___ MATERIAL FOR THIS EXERCISE ___

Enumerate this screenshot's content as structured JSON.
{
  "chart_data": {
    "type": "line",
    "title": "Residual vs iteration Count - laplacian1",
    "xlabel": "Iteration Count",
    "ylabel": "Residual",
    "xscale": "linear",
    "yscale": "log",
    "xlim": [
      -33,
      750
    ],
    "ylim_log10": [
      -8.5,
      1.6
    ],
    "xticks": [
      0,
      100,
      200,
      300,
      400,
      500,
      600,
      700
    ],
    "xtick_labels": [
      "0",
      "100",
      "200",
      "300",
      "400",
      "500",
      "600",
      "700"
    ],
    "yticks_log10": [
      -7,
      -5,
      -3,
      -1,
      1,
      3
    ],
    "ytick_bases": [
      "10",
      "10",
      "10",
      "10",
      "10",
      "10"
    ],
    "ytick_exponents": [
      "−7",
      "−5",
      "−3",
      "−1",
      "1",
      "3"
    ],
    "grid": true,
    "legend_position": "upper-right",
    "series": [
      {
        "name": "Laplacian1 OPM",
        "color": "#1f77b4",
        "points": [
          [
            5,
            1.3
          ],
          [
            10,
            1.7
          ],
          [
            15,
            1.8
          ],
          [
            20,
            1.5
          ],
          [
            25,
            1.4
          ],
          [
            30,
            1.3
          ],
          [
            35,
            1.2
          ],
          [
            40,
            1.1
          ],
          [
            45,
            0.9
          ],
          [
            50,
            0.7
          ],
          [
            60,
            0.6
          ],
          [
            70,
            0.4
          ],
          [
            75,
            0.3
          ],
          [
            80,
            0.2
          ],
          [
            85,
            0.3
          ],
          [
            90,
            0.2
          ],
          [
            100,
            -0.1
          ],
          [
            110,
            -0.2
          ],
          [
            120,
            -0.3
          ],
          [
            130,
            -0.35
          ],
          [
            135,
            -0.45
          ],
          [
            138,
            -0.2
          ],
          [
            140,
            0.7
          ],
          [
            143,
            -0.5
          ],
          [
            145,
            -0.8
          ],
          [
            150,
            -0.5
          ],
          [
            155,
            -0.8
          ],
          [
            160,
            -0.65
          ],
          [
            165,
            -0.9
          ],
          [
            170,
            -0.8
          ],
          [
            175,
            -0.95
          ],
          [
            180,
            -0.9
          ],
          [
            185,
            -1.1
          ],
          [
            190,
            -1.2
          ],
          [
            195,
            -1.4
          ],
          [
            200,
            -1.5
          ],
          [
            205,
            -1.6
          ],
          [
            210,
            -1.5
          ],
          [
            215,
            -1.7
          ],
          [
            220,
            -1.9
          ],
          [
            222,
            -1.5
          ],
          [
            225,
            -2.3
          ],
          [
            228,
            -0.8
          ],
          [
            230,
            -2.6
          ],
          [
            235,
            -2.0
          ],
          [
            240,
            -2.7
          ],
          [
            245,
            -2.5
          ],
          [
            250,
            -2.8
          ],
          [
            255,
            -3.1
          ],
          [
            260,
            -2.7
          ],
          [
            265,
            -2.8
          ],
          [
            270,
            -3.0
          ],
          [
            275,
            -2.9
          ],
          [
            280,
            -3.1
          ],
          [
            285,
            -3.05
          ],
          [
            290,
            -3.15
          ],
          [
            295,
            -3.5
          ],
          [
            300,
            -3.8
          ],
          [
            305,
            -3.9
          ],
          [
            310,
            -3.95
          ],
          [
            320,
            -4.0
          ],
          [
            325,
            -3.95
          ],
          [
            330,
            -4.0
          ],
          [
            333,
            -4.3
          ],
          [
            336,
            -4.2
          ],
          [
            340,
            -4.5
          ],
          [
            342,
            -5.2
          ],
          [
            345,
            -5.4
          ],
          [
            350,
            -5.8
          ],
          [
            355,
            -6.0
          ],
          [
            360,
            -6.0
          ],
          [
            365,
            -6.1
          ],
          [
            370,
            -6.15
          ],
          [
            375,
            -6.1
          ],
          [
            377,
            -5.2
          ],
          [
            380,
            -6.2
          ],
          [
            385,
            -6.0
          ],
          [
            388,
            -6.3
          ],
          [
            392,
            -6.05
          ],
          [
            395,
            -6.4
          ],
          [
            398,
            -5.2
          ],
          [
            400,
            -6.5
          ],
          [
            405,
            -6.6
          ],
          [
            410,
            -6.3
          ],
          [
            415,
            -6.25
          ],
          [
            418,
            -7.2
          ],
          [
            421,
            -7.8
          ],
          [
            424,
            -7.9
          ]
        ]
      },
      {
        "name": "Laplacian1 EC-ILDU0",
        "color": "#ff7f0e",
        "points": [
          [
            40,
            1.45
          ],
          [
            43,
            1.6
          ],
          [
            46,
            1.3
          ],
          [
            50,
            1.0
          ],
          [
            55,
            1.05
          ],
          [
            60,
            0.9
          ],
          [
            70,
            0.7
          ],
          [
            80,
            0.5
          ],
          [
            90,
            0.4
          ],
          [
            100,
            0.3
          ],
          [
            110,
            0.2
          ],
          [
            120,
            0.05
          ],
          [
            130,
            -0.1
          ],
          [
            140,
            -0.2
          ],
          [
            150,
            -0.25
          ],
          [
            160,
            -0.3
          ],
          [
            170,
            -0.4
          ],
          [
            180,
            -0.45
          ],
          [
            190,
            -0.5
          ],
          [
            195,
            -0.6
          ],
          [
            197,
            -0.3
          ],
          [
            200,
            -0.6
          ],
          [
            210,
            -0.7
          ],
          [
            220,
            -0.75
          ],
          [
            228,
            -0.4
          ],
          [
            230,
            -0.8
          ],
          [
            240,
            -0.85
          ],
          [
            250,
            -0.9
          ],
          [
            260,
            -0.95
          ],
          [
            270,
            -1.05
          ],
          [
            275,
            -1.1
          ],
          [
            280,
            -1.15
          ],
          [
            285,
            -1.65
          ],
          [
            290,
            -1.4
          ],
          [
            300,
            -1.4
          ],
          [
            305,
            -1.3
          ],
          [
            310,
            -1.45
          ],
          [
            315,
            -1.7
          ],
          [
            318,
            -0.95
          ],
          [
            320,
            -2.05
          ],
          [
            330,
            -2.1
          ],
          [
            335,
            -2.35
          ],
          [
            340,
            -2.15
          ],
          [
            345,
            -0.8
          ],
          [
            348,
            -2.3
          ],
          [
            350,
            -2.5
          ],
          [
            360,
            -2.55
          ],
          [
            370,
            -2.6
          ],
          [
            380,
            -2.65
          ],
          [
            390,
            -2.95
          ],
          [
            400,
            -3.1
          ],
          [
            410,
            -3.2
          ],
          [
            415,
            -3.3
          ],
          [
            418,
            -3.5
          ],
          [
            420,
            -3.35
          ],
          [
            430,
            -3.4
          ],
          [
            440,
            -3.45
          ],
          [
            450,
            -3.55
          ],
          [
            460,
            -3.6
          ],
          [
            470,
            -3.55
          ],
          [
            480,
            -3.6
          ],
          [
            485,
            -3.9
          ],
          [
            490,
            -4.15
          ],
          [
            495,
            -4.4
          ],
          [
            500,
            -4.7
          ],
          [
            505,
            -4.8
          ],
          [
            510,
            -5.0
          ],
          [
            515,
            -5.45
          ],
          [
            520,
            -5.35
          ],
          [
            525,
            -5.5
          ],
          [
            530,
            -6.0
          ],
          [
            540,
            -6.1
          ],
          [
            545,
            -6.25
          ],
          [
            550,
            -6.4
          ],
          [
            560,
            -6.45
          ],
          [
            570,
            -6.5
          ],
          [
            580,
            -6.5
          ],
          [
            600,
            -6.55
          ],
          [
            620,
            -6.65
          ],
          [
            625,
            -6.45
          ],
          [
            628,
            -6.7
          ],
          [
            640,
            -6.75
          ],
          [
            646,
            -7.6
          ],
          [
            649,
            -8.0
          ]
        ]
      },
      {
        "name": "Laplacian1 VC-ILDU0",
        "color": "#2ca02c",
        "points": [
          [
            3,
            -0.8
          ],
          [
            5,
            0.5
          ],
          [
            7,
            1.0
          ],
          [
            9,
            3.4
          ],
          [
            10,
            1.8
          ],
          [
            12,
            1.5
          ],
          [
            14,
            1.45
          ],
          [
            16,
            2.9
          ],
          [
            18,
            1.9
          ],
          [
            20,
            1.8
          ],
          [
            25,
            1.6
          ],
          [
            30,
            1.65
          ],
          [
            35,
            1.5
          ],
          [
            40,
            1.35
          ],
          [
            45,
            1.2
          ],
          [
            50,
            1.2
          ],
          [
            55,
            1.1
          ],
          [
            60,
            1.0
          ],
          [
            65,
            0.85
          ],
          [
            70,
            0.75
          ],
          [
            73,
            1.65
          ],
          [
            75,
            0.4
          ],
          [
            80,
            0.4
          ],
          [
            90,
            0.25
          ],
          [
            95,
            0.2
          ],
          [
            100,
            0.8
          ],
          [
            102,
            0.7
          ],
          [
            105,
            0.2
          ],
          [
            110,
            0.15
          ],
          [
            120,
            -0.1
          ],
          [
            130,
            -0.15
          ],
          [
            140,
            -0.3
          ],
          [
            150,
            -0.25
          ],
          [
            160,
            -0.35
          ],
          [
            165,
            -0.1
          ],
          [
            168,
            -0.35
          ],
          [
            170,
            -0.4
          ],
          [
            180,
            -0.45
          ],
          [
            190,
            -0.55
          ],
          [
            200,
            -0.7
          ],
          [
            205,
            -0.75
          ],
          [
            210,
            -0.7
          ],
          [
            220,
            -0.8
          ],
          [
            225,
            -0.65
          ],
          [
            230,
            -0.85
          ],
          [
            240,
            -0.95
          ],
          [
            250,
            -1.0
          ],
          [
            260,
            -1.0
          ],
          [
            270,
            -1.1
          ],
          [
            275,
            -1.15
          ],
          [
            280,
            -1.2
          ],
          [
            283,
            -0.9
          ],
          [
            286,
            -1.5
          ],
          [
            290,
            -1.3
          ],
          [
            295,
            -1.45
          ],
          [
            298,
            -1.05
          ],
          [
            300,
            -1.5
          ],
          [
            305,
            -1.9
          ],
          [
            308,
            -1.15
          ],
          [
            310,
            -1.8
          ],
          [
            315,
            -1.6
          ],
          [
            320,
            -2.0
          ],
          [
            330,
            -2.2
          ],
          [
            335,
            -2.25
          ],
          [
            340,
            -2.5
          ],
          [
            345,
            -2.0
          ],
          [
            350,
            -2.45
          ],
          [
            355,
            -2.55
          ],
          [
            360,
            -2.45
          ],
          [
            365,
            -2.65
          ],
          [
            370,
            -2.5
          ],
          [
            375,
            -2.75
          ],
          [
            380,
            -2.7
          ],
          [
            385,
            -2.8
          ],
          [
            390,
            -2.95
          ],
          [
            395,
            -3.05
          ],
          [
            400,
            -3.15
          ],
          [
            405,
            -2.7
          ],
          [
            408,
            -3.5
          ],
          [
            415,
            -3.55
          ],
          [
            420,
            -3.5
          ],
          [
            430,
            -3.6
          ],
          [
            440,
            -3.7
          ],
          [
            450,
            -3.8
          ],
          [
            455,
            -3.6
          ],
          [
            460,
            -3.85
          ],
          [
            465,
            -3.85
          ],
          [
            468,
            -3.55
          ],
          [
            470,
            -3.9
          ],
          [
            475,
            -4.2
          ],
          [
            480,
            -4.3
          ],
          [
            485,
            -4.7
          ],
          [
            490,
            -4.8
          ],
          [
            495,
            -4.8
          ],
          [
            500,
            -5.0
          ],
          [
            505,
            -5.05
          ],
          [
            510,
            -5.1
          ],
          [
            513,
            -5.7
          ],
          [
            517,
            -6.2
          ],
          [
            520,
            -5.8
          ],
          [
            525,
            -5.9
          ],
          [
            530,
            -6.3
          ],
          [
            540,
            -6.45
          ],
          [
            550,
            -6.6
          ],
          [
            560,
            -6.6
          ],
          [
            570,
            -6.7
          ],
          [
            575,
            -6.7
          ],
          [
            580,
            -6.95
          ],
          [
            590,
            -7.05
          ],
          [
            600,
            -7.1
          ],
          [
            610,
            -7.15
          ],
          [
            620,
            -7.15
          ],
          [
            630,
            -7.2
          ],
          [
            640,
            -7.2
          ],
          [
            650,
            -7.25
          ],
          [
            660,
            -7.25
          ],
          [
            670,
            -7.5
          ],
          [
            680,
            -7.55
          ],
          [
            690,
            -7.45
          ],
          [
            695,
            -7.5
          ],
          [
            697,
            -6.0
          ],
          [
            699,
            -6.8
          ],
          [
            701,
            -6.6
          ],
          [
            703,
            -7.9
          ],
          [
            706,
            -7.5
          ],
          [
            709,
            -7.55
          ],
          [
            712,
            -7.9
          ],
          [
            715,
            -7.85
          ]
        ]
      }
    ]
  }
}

___

[DO THIS]: Work out the count of lines containing the word "Residual", then write only that count.

[OUTPUT FOR THIS EXERCISE]: 2